PROMPT: Count the lines below that contain the word "familias" and give only that number.

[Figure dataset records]
○ ○ ○ ○ ○ ○ ○

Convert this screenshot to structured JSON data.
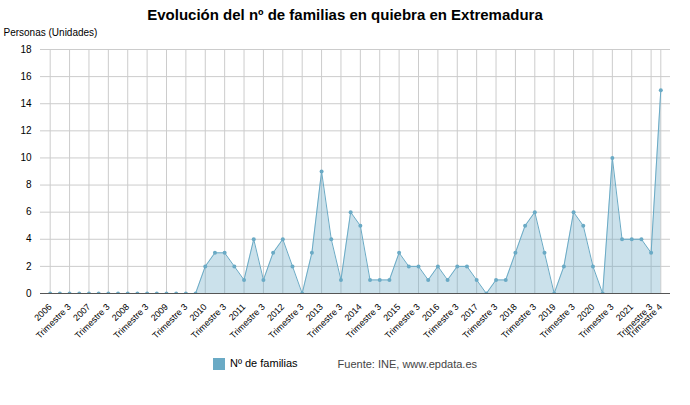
{
  "chart_data": {
    "type": "area",
    "title": "Evolución del nº de familias en quiebra en Extremadura",
    "ylabel": "Personas (Unidades)",
    "categories": [
      "2006",
      null,
      "Trimestre 3",
      null,
      "2007",
      null,
      "Trimestre 3",
      null,
      "2008",
      null,
      "Trimestre 3",
      null,
      "2009",
      null,
      "Trimestre 3",
      null,
      "2010",
      null,
      "Trimestre 3",
      null,
      "2011",
      null,
      "Trimestre 3",
      null,
      "2012",
      null,
      "Trimestre 3",
      null,
      "2013",
      null,
      "Trimestre 3",
      null,
      "2014",
      null,
      "Trimestre 3",
      null,
      "2015",
      null,
      "Trimestre 3",
      null,
      "2016",
      null,
      "Trimestre 3",
      null,
      "2017",
      null,
      "Trimestre 3",
      null,
      "2018",
      null,
      "Trimestre 3",
      null,
      "2019",
      null,
      "Trimestre 3",
      null,
      "2020",
      null,
      "Trimestre 3",
      null,
      "2021",
      null,
      "Trimestre 3",
      "Trimestre 4"
    ],
    "series": [
      {
        "name": "Nº de familias",
        "color": "#6aaac5",
        "values": [
          0,
          0,
          0,
          0,
          0,
          0,
          0,
          0,
          0,
          0,
          0,
          0,
          0,
          0,
          0,
          0,
          2,
          3,
          3,
          2,
          1,
          4,
          1,
          3,
          4,
          2,
          0,
          3,
          9,
          4,
          1,
          6,
          5,
          1,
          1,
          1,
          3,
          2,
          2,
          1,
          2,
          1,
          2,
          2,
          1,
          0,
          1,
          1,
          3,
          5,
          6,
          3,
          0,
          2,
          6,
          5,
          2,
          0,
          10,
          4,
          4,
          4,
          3,
          15
        ]
      }
    ],
    "ylim": [
      0,
      18
    ],
    "yticks": [
      0,
      2,
      4,
      6,
      8,
      10,
      12,
      14,
      16,
      18
    ],
    "grid": true,
    "legend": "bottom",
    "annotations": [
      "Fuente: INE, www.epdata.es"
    ]
  }
}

○ ○ ○ ○ ○ ○ ○

FULL SOLUTION: 2